<<<<

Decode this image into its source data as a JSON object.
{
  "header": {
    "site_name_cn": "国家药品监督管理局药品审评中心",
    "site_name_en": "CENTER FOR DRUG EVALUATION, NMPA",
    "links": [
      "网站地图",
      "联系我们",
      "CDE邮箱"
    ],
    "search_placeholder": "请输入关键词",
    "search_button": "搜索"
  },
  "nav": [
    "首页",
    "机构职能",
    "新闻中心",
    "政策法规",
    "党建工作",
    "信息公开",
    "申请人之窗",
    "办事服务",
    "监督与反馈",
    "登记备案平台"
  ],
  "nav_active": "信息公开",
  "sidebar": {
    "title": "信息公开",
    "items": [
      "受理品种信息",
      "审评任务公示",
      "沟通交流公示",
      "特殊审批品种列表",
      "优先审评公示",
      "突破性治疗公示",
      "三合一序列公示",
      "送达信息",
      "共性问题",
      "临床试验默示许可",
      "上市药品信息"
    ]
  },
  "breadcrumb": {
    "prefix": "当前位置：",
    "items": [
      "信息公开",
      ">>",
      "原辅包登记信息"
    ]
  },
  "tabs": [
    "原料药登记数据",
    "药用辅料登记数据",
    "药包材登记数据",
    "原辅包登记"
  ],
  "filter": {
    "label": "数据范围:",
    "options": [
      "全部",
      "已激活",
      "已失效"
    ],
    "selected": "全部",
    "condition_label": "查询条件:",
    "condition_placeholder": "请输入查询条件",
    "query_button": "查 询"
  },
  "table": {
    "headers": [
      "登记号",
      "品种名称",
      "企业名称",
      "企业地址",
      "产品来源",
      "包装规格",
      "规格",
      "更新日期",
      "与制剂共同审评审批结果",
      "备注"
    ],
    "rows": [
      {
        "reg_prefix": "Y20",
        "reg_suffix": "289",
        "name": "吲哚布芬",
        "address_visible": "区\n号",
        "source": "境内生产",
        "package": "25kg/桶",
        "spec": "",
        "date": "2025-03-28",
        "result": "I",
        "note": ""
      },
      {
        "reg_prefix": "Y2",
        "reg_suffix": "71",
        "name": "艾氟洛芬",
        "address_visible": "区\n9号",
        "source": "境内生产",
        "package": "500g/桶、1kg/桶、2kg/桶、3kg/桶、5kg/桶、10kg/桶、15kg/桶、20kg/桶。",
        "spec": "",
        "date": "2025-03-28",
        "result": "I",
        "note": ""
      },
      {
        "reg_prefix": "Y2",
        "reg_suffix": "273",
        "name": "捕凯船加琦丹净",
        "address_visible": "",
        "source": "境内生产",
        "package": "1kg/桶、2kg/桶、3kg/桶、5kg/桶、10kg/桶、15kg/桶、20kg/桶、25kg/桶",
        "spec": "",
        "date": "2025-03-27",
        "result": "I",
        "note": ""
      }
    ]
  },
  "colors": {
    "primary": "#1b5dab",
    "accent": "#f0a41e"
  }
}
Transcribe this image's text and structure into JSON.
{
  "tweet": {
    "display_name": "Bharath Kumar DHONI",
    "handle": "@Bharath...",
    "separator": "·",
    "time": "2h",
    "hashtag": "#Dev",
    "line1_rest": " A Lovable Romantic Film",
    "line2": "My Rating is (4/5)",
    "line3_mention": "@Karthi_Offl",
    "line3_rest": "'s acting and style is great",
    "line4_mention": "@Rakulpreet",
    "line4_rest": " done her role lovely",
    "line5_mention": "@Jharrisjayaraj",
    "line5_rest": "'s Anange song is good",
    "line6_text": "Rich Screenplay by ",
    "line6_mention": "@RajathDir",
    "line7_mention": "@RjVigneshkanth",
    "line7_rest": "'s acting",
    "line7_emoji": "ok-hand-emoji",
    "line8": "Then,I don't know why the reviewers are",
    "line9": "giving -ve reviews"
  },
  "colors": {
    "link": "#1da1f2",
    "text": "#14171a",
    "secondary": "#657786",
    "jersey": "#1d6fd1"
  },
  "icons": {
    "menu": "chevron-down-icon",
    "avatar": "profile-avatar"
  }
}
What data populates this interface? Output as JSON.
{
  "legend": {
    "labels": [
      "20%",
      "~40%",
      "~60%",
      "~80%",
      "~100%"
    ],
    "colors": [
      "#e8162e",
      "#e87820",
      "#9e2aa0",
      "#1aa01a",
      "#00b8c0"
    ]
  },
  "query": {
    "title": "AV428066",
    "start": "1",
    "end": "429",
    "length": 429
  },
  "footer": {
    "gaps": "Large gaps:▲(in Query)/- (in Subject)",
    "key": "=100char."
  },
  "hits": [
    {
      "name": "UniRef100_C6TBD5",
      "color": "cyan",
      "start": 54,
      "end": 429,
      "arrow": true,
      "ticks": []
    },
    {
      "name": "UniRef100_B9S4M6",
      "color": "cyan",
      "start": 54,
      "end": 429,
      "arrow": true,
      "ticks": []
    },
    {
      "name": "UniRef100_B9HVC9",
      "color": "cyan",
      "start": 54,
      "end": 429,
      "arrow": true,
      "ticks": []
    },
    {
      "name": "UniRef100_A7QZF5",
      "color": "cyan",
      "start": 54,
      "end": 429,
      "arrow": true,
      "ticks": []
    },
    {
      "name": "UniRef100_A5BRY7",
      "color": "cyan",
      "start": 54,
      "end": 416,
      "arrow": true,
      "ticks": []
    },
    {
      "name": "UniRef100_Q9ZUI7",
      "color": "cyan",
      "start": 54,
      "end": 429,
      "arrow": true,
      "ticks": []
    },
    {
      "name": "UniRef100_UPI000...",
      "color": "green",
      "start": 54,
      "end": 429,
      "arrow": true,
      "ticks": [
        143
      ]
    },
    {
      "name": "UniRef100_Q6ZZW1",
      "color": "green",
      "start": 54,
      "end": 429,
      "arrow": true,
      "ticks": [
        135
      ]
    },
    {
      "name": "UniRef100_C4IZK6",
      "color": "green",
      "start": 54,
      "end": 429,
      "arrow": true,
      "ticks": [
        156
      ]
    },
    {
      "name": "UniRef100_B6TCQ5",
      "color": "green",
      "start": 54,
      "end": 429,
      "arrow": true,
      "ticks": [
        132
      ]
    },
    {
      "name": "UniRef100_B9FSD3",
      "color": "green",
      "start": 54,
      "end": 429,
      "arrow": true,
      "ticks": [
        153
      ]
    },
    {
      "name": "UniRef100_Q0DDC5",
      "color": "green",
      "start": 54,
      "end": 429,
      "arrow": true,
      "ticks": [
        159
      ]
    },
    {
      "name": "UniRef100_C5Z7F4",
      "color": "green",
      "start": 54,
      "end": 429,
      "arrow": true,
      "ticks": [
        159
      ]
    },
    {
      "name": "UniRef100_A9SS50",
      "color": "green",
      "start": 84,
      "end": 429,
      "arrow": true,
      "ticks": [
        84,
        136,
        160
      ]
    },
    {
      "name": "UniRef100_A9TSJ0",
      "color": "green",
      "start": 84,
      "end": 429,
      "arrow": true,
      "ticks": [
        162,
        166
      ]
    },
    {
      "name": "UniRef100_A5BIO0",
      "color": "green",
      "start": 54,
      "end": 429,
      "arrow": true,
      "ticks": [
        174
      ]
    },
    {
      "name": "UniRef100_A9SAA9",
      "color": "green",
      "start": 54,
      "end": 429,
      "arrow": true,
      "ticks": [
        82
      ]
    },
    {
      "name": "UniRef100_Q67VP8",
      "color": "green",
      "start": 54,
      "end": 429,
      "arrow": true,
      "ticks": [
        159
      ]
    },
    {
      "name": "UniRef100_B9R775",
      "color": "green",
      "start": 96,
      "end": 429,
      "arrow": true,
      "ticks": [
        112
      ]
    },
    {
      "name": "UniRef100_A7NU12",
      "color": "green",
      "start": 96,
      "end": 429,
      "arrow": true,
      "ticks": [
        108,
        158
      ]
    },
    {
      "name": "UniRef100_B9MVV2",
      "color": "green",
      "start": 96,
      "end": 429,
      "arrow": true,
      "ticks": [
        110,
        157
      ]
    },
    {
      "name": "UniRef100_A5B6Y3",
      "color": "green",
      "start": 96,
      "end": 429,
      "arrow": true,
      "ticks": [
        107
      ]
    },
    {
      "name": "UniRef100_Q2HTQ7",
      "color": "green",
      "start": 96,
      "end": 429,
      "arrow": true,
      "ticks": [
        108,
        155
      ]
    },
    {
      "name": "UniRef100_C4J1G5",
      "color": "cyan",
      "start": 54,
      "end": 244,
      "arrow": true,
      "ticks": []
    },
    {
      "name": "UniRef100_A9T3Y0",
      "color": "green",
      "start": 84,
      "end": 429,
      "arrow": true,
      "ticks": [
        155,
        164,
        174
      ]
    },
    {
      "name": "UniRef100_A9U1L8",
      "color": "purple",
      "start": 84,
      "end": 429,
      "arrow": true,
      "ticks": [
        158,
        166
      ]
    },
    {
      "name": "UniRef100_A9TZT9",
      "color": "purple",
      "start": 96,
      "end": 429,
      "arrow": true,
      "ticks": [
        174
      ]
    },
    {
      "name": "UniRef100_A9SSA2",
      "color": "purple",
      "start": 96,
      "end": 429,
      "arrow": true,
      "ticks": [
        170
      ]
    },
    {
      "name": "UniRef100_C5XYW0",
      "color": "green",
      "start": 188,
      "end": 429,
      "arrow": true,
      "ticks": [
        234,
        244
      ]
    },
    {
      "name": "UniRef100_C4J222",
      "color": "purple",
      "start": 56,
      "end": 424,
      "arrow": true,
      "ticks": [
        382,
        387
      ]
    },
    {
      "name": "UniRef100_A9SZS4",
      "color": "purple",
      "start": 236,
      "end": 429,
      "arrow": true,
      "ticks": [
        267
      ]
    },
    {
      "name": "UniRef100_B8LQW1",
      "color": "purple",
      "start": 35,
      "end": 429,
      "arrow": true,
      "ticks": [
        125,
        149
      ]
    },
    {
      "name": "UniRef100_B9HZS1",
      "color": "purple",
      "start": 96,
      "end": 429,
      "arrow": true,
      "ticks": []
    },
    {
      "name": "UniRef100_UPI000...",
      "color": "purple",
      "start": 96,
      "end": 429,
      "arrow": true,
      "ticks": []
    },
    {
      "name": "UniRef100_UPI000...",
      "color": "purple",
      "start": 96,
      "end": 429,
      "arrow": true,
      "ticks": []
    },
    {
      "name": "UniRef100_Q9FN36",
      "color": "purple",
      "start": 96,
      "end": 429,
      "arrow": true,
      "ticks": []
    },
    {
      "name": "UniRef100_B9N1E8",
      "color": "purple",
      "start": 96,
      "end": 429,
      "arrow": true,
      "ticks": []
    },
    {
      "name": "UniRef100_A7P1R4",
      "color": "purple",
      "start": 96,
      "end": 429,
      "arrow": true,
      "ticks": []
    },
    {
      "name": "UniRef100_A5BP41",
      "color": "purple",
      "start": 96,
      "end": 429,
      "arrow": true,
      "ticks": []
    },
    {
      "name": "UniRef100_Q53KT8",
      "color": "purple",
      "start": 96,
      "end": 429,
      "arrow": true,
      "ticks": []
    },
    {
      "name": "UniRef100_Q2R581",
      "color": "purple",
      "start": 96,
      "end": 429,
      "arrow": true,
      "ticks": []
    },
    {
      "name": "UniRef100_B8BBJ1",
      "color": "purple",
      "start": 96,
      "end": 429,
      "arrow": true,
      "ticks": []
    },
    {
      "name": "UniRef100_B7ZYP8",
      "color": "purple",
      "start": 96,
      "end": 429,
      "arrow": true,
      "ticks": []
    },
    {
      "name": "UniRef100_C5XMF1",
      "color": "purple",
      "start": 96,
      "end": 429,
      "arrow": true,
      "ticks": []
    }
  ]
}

>>>>

Short task. Show the lines of the material that contain the word "image".

Task result.
Decode this image into its source data as a JSON object.
Transcribe this image's text and structure into JSON.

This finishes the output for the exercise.